Using the listing that follows, filter out every line lacking the string "Previous" and return the rest.
==============================
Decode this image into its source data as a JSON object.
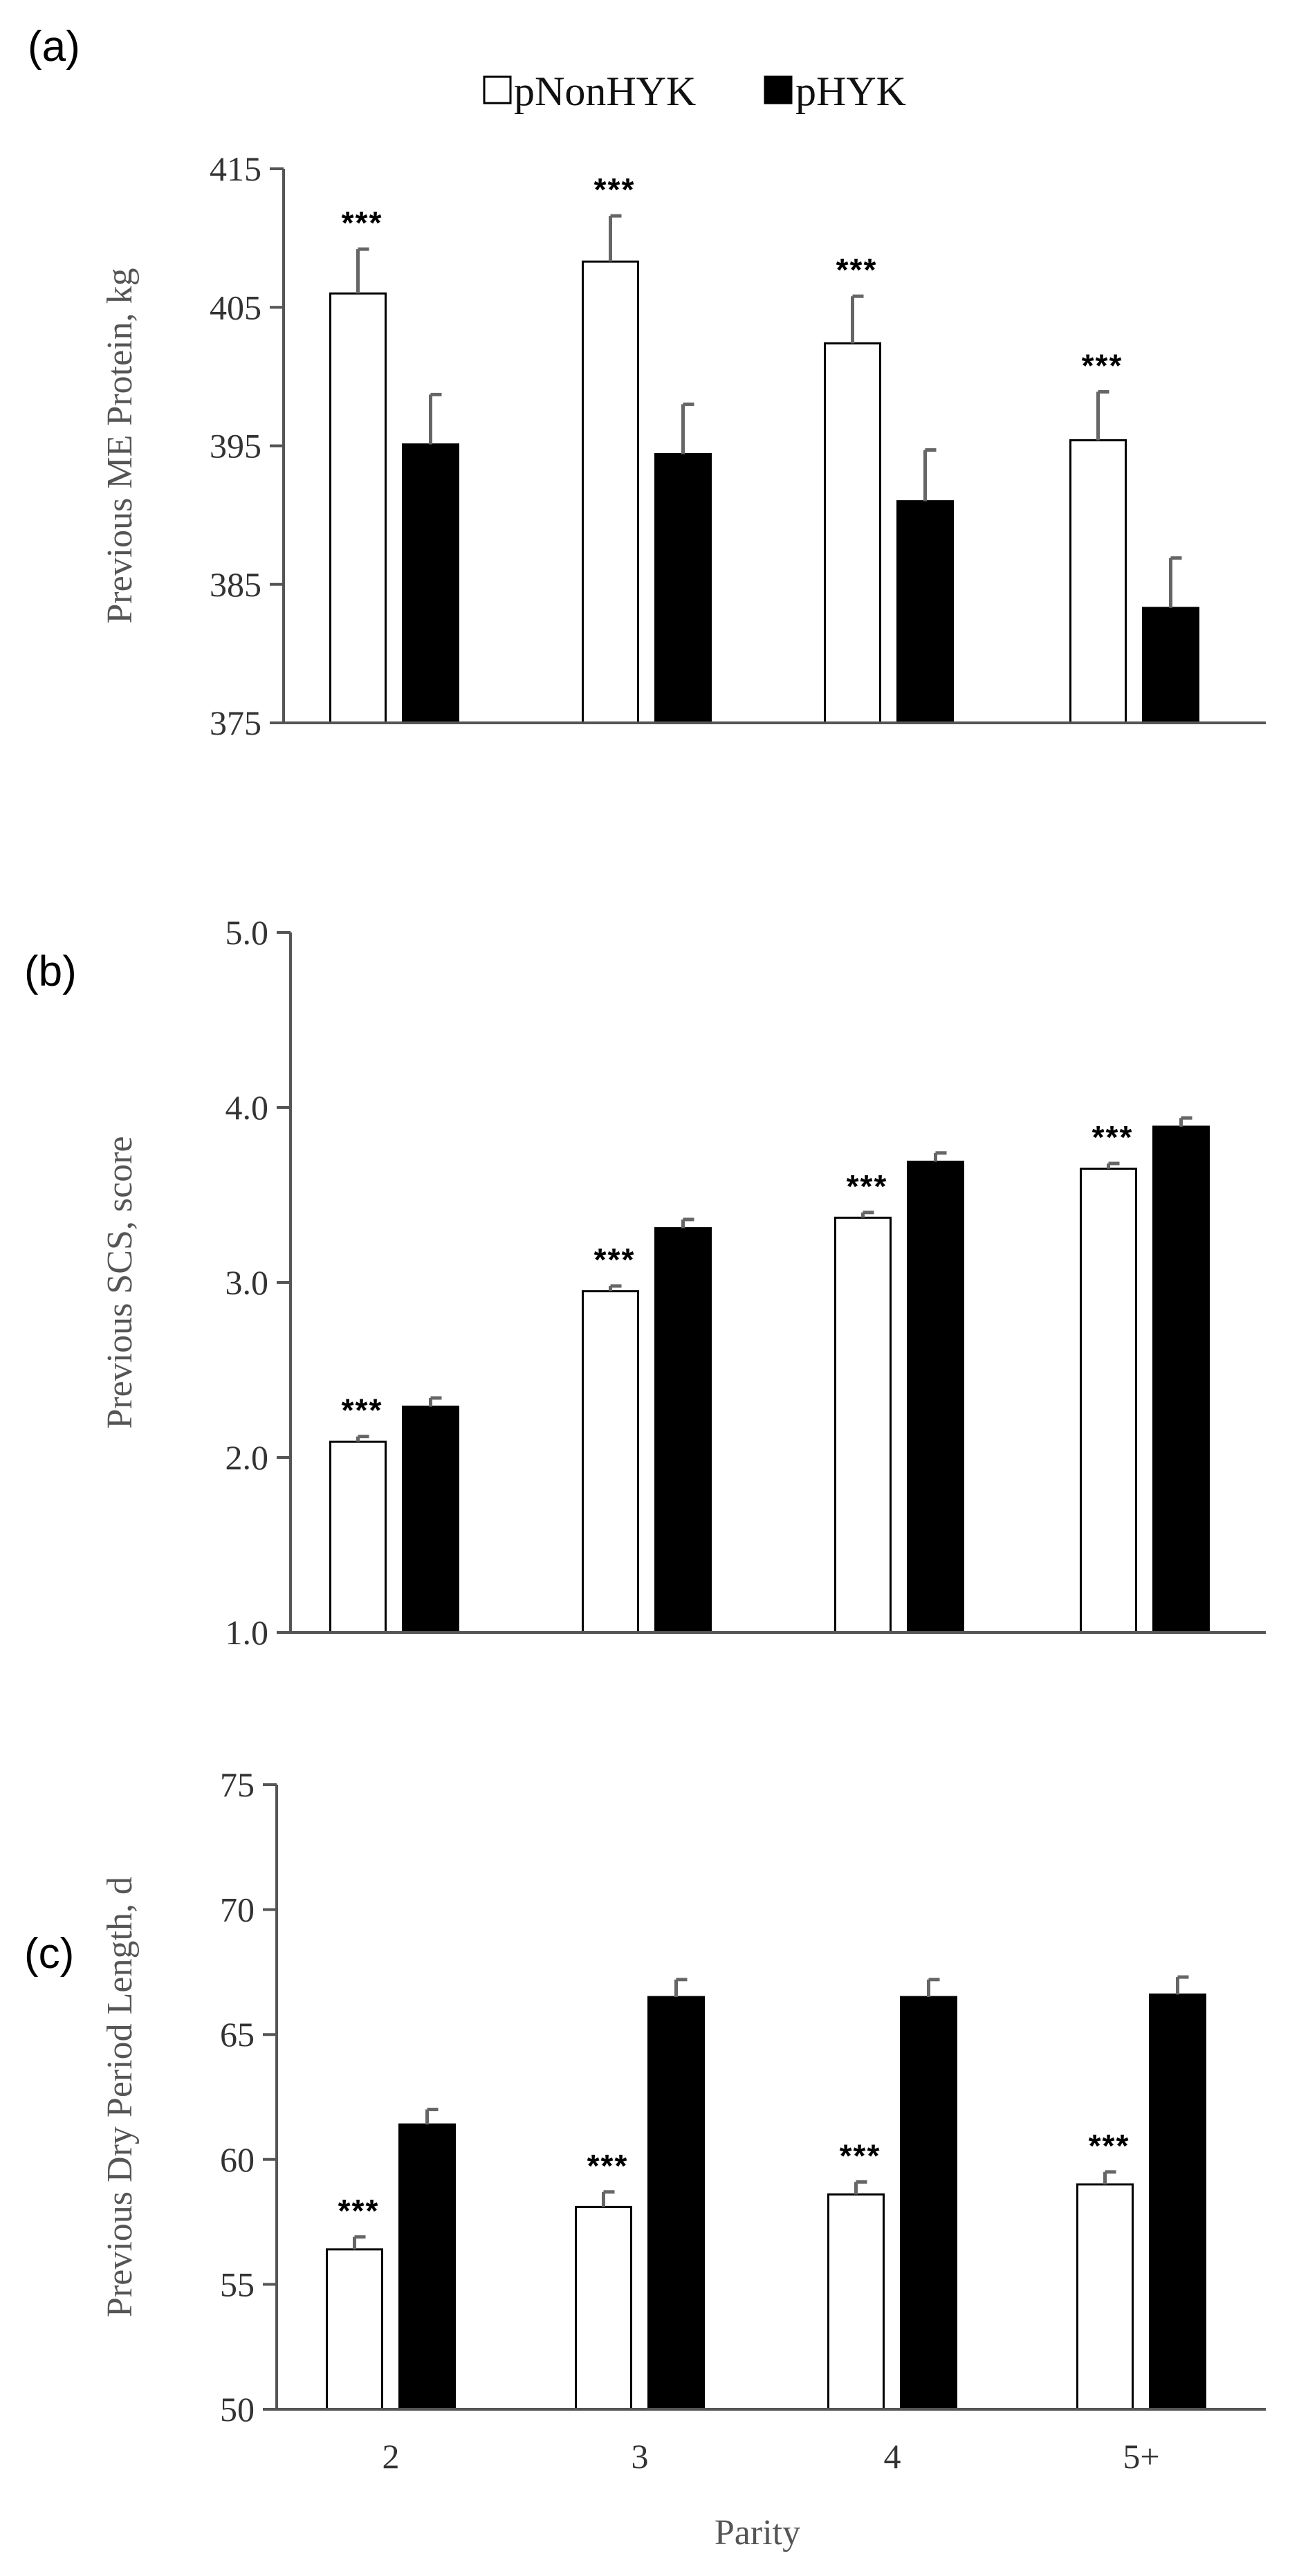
{
  "legend": {
    "series": [
      {
        "name": "pNonHYK",
        "color": "#ffffff"
      },
      {
        "name": "pHYK",
        "color": "#000000"
      }
    ]
  },
  "colors": {
    "axis": "#555555",
    "error_bar": "#666666",
    "bar_outline": "#000000"
  },
  "chart_data": [
    {
      "type": "bar",
      "panel_label": "(a)",
      "categories": [
        "2",
        "3",
        "4",
        "5+"
      ],
      "series": [
        {
          "name": "pNonHYK",
          "values": [
            406.0,
            408.3,
            402.4,
            395.4
          ],
          "errors": [
            3.2,
            3.3,
            3.4,
            3.5
          ]
        },
        {
          "name": "pHYK",
          "values": [
            395.1,
            394.4,
            391.0,
            383.3
          ],
          "errors": [
            3.6,
            3.6,
            3.7,
            3.6
          ]
        }
      ],
      "significance": [
        "***",
        "***",
        "***",
        "***"
      ],
      "ylabel": "Previous ME Protein, kg",
      "xlabel": "",
      "ylim": [
        375,
        415
      ],
      "yticks": [
        "375",
        "385",
        "395",
        "405",
        "415"
      ],
      "show_xtick_labels": false
    },
    {
      "type": "bar",
      "panel_label": "(b)",
      "categories": [
        "2",
        "3",
        "4",
        "5+"
      ],
      "series": [
        {
          "name": "pNonHYK",
          "values": [
            2.09,
            2.95,
            3.37,
            3.65
          ],
          "errors": [
            0.03,
            0.03,
            0.03,
            0.03
          ]
        },
        {
          "name": "pHYK",
          "values": [
            2.29,
            3.31,
            3.69,
            3.89
          ],
          "errors": [
            0.05,
            0.05,
            0.05,
            0.05
          ]
        }
      ],
      "significance": [
        "***",
        "***",
        "***",
        "***"
      ],
      "ylabel": "Previous SCS, score",
      "xlabel": "",
      "ylim": [
        1.0,
        5.0
      ],
      "yticks": [
        "1.0",
        "2.0",
        "3.0",
        "4.0",
        "5.0"
      ],
      "show_xtick_labels": false
    },
    {
      "type": "bar",
      "panel_label": "(c)",
      "categories": [
        "2",
        "3",
        "4",
        "5+"
      ],
      "series": [
        {
          "name": "pNonHYK",
          "values": [
            56.4,
            58.1,
            58.6,
            59.0
          ],
          "errors": [
            0.5,
            0.6,
            0.5,
            0.5
          ]
        },
        {
          "name": "pHYK",
          "values": [
            61.4,
            66.5,
            66.5,
            66.6
          ],
          "errors": [
            0.6,
            0.7,
            0.7,
            0.7
          ]
        }
      ],
      "significance": [
        "***",
        "***",
        "***",
        "***"
      ],
      "ylabel": "Previous Dry Period Length, d",
      "xlabel": "Parity",
      "ylim": [
        50,
        75
      ],
      "yticks": [
        "50",
        "55",
        "60",
        "65",
        "70",
        "75"
      ],
      "show_xtick_labels": true
    }
  ]
}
==============================
ANSWER BOX:
      "ylabel": "Previous ME Protein, kg",
      "ylabel": "Previous SCS, score",
      "ylabel": "Previous Dry Period Length, d",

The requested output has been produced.